======== Task inputs
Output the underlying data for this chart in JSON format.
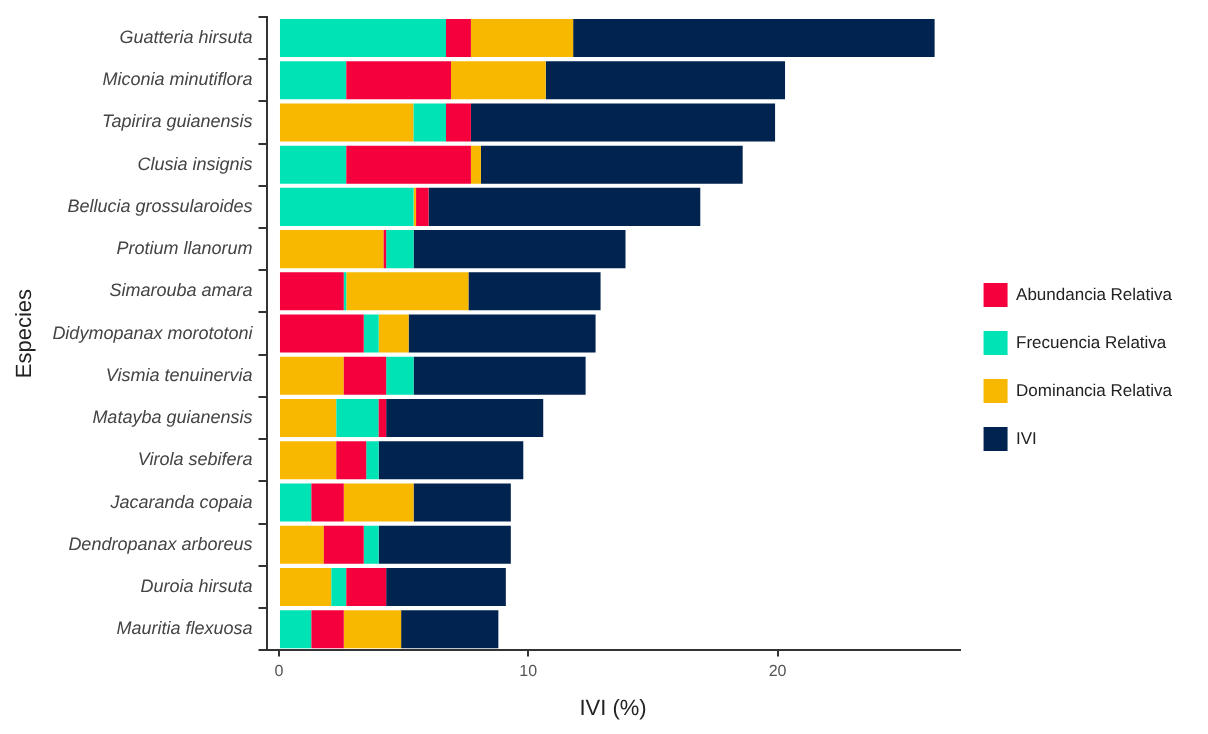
{
  "chart_data": {
    "type": "bar",
    "orientation": "horizontal",
    "xlabel": "IVI (%)",
    "ylabel": "Especies",
    "categories": [
      "Guatteria hirsuta",
      "Miconia minutiflora",
      "Tapirira guianensis",
      "Clusia insignis",
      "Bellucia grossularoides",
      "Protium llanorum",
      "Simarouba amara",
      "Didymopanax morototoni",
      "Vismia tenuinervia",
      "Matayba guianensis",
      "Virola sebifera",
      "Jacaranda copaia",
      "Dendropanax arboreus",
      "Duroia hirsuta",
      "Mauritia flexuosa"
    ],
    "series": [
      {
        "name": "Abundancia Relativa",
        "color": "#f5003c",
        "base": [
          6.7,
          2.7,
          6.7,
          2.7,
          5.5,
          4.2,
          0,
          0,
          2.6,
          4.0,
          2.3,
          1.3,
          1.8,
          2.7,
          1.3
        ],
        "values": [
          1.0,
          4.2,
          1.0,
          5.0,
          0.5,
          0.1,
          2.6,
          3.4,
          1.7,
          0.3,
          1.2,
          1.3,
          1.6,
          1.6,
          1.3
        ]
      },
      {
        "name": "Frecuencia Relativa",
        "color": "#00e3b5",
        "base": [
          0,
          0,
          5.4,
          0,
          0,
          4.3,
          2.6,
          3.4,
          4.3,
          2.3,
          3.5,
          0,
          3.4,
          2.1,
          0
        ],
        "values": [
          6.7,
          2.7,
          1.3,
          2.7,
          5.4,
          1.1,
          0.1,
          0.6,
          1.1,
          1.7,
          0.5,
          1.3,
          0.6,
          0.6,
          1.3
        ]
      },
      {
        "name": "Dominancia Relativa",
        "color": "#f8b800",
        "base": [
          7.7,
          6.9,
          0,
          7.7,
          5.4,
          0,
          2.7,
          4.0,
          0,
          0,
          0,
          2.6,
          0,
          0,
          2.6
        ],
        "values": [
          4.1,
          3.8,
          5.4,
          0.4,
          0.1,
          4.2,
          4.9,
          1.2,
          2.6,
          2.3,
          2.3,
          2.8,
          1.8,
          2.1,
          2.3
        ]
      },
      {
        "name": "IVI",
        "color": "#00234f",
        "base": [
          11.8,
          10.7,
          7.7,
          8.1,
          6.0,
          5.4,
          7.6,
          5.2,
          5.4,
          4.3,
          4.0,
          5.4,
          4.0,
          4.3,
          4.9
        ],
        "values": [
          14.5,
          9.6,
          12.2,
          10.5,
          10.9,
          8.5,
          5.3,
          7.5,
          6.9,
          6.3,
          5.8,
          3.9,
          5.3,
          4.8,
          3.9
        ]
      }
    ],
    "xlim": [
      -0.5,
      27.3
    ],
    "xticks": [
      0,
      10,
      20
    ],
    "grid": false,
    "legend": "right"
  }
}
================
= What the task requires =
In the entries above, identify each line that includes the string "Relativa", then copy it.

= Answer =
        "name": "Abundancia Relativa",
        "name": "Frecuencia Relativa",
        "name": "Dominancia Relativa",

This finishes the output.